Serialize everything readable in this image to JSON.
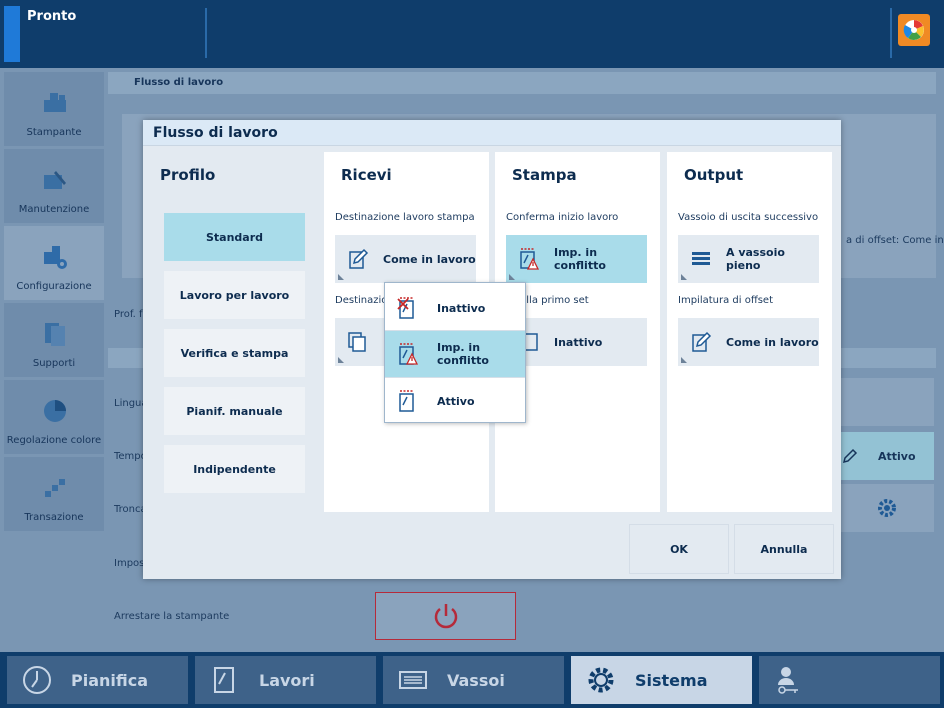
{
  "status": {
    "text": "Pronto"
  },
  "colors": {
    "accent": "#1f7ad8",
    "highlight": "#a9dcea",
    "stop": "#b52a3a"
  },
  "left_nav": [
    {
      "label": "Stampante",
      "icon": "printer-icon"
    },
    {
      "label": "Manutenzione",
      "icon": "maintenance-icon"
    },
    {
      "label": "Configurazione",
      "icon": "configuration-icon"
    },
    {
      "label": "Supporti",
      "icon": "media-icon"
    },
    {
      "label": "Regolazione colore",
      "icon": "color-adjust-icon"
    },
    {
      "label": "Transazione",
      "icon": "transaction-icon"
    }
  ],
  "background": {
    "section_title": "Flusso di lavoro",
    "prof_label": "Prof. f",
    "offset_text": "a di offset: Come in",
    "rows": [
      "Lingua",
      "Tempo",
      "Tronca",
      "Impost",
      "Arrestare la stampante"
    ],
    "attivo_label": "Attivo"
  },
  "dialog": {
    "title": "Flusso di lavoro",
    "profile": {
      "heading": "Profilo",
      "options": [
        "Standard",
        "Lavoro per lavoro",
        "Verifica e stampa",
        "Pianif. manuale",
        "Indipendente"
      ],
      "selected": "Standard"
    },
    "ricevi": {
      "heading": "Ricevi",
      "field1_label": "Destinazione lavoro stampa",
      "field1_value": "Come in lavoro",
      "field2_label": "Destinazio"
    },
    "stampa": {
      "heading": "Stampa",
      "field1_label": "Conferma inizio lavoro",
      "field1_value_line1": "Imp. in",
      "field1_value_line2": "conflitto",
      "field2_label": "ntrolla primo set",
      "field2_value": "Inattivo"
    },
    "output": {
      "heading": "Output",
      "field1_label": "Vassoio di uscita successivo",
      "field1_value_line1": "A vassoio",
      "field1_value_line2": "pieno",
      "field2_label": "Impilatura di offset",
      "field2_value": "Come in lavoro"
    },
    "ok_label": "OK",
    "cancel_label": "Annulla"
  },
  "popup": {
    "items": [
      {
        "line1": "Inattivo",
        "line2": "",
        "icon": "inactive-sheet-icon"
      },
      {
        "line1": "Imp. in",
        "line2": "conflitto",
        "icon": "conflict-sheet-icon"
      },
      {
        "line1": "Attivo",
        "line2": "",
        "icon": "active-sheet-icon"
      }
    ],
    "selected_index": 1
  },
  "bottom_nav": [
    {
      "label": "Pianifica",
      "icon": "clock-icon"
    },
    {
      "label": "Lavori",
      "icon": "jobs-icon"
    },
    {
      "label": "Vassoi",
      "icon": "trays-icon"
    },
    {
      "label": "Sistema",
      "icon": "gear-icon"
    },
    {
      "label": "",
      "icon": "user-key-icon"
    }
  ]
}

What the exercise asks
Gather up the lines that contain the word "conflitto".

The completed task
      "field1_value_line2": "conflitto",
        "line2": "conflitto",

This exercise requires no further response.